Below are some entries. Output each one exactly as it appears.

[START Supplied records]

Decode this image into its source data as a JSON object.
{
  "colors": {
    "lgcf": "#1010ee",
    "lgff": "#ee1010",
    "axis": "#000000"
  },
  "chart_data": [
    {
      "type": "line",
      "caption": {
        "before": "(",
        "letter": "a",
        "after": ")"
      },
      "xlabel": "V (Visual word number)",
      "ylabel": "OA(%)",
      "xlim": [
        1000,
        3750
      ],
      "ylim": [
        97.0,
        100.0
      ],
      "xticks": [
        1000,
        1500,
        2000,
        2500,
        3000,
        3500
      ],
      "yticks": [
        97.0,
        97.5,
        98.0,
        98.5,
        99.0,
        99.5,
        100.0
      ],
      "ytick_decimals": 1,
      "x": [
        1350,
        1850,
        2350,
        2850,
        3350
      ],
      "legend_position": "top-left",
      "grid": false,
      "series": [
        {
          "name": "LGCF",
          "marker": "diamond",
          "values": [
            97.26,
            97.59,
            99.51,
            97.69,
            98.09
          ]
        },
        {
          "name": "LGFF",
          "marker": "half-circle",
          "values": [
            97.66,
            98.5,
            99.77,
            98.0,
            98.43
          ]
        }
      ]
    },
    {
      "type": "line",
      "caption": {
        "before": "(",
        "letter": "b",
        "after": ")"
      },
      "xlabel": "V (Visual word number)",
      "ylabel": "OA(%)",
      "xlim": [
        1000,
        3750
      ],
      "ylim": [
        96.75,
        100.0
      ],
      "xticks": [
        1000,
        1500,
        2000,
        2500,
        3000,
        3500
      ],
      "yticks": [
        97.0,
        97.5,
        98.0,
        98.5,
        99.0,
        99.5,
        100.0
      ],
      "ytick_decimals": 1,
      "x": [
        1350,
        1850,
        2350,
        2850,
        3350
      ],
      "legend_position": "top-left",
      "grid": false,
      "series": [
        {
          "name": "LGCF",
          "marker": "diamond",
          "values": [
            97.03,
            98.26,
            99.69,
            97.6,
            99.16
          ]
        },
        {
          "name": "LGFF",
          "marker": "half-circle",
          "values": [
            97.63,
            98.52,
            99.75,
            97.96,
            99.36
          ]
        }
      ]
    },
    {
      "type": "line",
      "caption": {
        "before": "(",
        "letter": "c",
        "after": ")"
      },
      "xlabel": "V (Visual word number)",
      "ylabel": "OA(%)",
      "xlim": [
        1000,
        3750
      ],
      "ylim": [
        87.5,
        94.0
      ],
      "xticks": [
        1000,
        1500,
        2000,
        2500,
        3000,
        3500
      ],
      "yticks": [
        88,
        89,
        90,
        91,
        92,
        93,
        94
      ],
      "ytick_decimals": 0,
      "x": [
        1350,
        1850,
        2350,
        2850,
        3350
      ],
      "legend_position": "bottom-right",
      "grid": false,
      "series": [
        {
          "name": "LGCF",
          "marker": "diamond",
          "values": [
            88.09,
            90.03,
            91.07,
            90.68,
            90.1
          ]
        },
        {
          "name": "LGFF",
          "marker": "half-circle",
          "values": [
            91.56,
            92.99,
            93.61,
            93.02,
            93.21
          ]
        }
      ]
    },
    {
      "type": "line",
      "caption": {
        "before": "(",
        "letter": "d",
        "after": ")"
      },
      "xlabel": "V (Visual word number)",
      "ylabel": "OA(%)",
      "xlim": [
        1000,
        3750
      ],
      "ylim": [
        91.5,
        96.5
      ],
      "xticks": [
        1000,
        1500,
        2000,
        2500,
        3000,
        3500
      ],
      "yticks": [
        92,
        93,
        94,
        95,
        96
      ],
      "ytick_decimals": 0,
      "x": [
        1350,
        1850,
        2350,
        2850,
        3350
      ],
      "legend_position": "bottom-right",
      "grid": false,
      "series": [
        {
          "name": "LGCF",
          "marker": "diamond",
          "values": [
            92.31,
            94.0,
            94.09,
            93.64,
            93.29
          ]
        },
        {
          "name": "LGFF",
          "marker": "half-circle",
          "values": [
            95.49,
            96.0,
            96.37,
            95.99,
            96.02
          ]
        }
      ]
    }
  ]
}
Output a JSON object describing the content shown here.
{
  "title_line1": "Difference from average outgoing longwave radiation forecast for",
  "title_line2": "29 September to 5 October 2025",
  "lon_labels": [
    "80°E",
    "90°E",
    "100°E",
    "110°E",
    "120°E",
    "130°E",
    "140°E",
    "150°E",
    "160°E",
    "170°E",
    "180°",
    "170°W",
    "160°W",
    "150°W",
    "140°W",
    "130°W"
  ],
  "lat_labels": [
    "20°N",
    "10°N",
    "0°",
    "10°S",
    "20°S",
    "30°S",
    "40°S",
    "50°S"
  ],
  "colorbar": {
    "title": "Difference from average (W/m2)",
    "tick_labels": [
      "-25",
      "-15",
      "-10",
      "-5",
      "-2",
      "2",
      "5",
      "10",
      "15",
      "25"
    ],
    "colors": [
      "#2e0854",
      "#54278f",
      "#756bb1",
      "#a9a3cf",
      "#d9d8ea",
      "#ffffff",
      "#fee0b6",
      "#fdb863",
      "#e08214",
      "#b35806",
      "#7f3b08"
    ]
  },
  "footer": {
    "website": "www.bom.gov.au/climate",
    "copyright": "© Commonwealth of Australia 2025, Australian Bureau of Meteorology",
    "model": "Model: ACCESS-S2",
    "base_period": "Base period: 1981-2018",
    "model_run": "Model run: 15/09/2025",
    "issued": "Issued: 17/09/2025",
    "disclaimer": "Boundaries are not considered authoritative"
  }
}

[END Supplied records]

- _Written reply_
Decode this image into its source data as a JSON object.
{
  "colors": {
    "lgcf": "#1010ee",
    "lgff": "#ee1010",
    "axis": "#000000"
  },
  "chart_data": [
    {
      "type": "line",
      "caption": {
        "before": "(",
        "letter": "a",
        "after": ")"
      },
      "xlabel": "V (Visual word number)",
      "ylabel": "OA(%)",
      "xlim": [
        1000,
        3750
      ],
      "ylim": [
        97.0,
        100.0
      ],
      "xticks": [
        1000,
        1500,
        2000,
        2500,
        3000,
        3500
      ],
      "yticks": [
        97.0,
        97.5,
        98.0,
        98.5,
        99.0,
        99.5,
        100.0
      ],
      "ytick_decimals": 1,
      "x": [
        1350,
        1850,
        2350,
        2850,
        3350
      ],
      "legend_position": "top-left",
      "grid": false,
      "series": [
        {
          "name": "LGCF",
          "marker": "diamond",
          "values": [
            97.26,
            97.59,
            99.51,
            97.69,
            98.09
          ]
        },
        {
          "name": "LGFF",
          "marker": "half-circle",
          "values": [
            97.66,
            98.5,
            99.77,
            98.0,
            98.43
          ]
        }
      ]
    },
    {
      "type": "line",
      "caption": {
        "before": "(",
        "letter": "b",
        "after": ")"
      },
      "xlabel": "V (Visual word number)",
      "ylabel": "OA(%)",
      "xlim": [
        1000,
        3750
      ],
      "ylim": [
        96.75,
        100.0
      ],
      "xticks": [
        1000,
        1500,
        2000,
        2500,
        3000,
        3500
      ],
      "yticks": [
        97.0,
        97.5,
        98.0,
        98.5,
        99.0,
        99.5,
        100.0
      ],
      "ytick_decimals": 1,
      "x": [
        1350,
        1850,
        2350,
        2850,
        3350
      ],
      "legend_position": "top-left",
      "grid": false,
      "series": [
        {
          "name": "LGCF",
          "marker": "diamond",
          "values": [
            97.03,
            98.26,
            99.69,
            97.6,
            99.16
          ]
        },
        {
          "name": "LGFF",
          "marker": "half-circle",
          "values": [
            97.63,
            98.52,
            99.75,
            97.96,
            99.36
          ]
        }
      ]
    },
    {
      "type": "line",
      "caption": {
        "before": "(",
        "letter": "c",
        "after": ")"
      },
      "xlabel": "V (Visual word number)",
      "ylabel": "OA(%)",
      "xlim": [
        1000,
        3750
      ],
      "ylim": [
        87.5,
        94.0
      ],
      "xticks": [
        1000,
        1500,
        2000,
        2500,
        3000,
        3500
      ],
      "yticks": [
        88,
        89,
        90,
        91,
        92,
        93,
        94
      ],
      "ytick_decimals": 0,
      "x": [
        1350,
        1850,
        2350,
        2850,
        3350
      ],
      "legend_position": "bottom-right",
      "grid": false,
      "series": [
        {
          "name": "LGCF",
          "marker": "diamond",
          "values": [
            88.09,
            90.03,
            91.07,
            90.68,
            90.1
          ]
        },
        {
          "name": "LGFF",
          "marker": "half-circle",
          "values": [
            91.56,
            92.99,
            93.61,
            93.02,
            93.21
          ]
        }
      ]
    },
    {
      "type": "line",
      "caption": {
        "before": "(",
        "letter": "d",
        "after": ")"
      },
      "xlabel": "V (Visual word number)",
      "ylabel": "OA(%)",
      "xlim": [
        1000,
        3750
      ],
      "ylim": [
        91.5,
        96.5
      ],
      "xticks": [
        1000,
        1500,
        2000,
        2500,
        3000,
        3500
      ],
      "yticks": [
        92,
        93,
        94,
        95,
        96
      ],
      "ytick_decimals": 0,
      "x": [
        1350,
        1850,
        2350,
        2850,
        3350
      ],
      "legend_position": "bottom-right",
      "grid": false,
      "series": [
        {
          "name": "LGCF",
          "marker": "diamond",
          "values": [
            92.31,
            94.0,
            94.09,
            93.64,
            93.29
          ]
        },
        {
          "name": "LGFF",
          "marker": "half-circle",
          "values": [
            95.49,
            96.0,
            96.37,
            95.99,
            96.02
          ]
        }
      ]
    }
  ]
}
Output a JSON object describing the content shown here.
{
  "title_line1": "Difference from average outgoing longwave radiation forecast for",
  "title_line2": "29 September to 5 October 2025",
  "lon_labels": [
    "80°E",
    "90°E",
    "100°E",
    "110°E",
    "120°E",
    "130°E",
    "140°E",
    "150°E",
    "160°E",
    "170°E",
    "180°",
    "170°W",
    "160°W",
    "150°W",
    "140°W",
    "130°W"
  ],
  "lat_labels": [
    "20°N",
    "10°N",
    "0°",
    "10°S",
    "20°S",
    "30°S",
    "40°S",
    "50°S"
  ],
  "colorbar": {
    "title": "Difference from average (W/m2)",
    "tick_labels": [
      "-25",
      "-15",
      "-10",
      "-5",
      "-2",
      "2",
      "5",
      "10",
      "15",
      "25"
    ],
    "colors": [
      "#2e0854",
      "#54278f",
      "#756bb1",
      "#a9a3cf",
      "#d9d8ea",
      "#ffffff",
      "#fee0b6",
      "#fdb863",
      "#e08214",
      "#b35806",
      "#7f3b08"
    ]
  },
  "footer": {
    "website": "www.bom.gov.au/climate",
    "copyright": "© Commonwealth of Australia 2025, Australian Bureau of Meteorology",
    "model": "Model: ACCESS-S2",
    "base_period": "Base period: 1981-2018",
    "model_run": "Model run: 15/09/2025",
    "issued": "Issued: 17/09/2025",
    "disclaimer": "Boundaries are not considered authoritative"
  }
}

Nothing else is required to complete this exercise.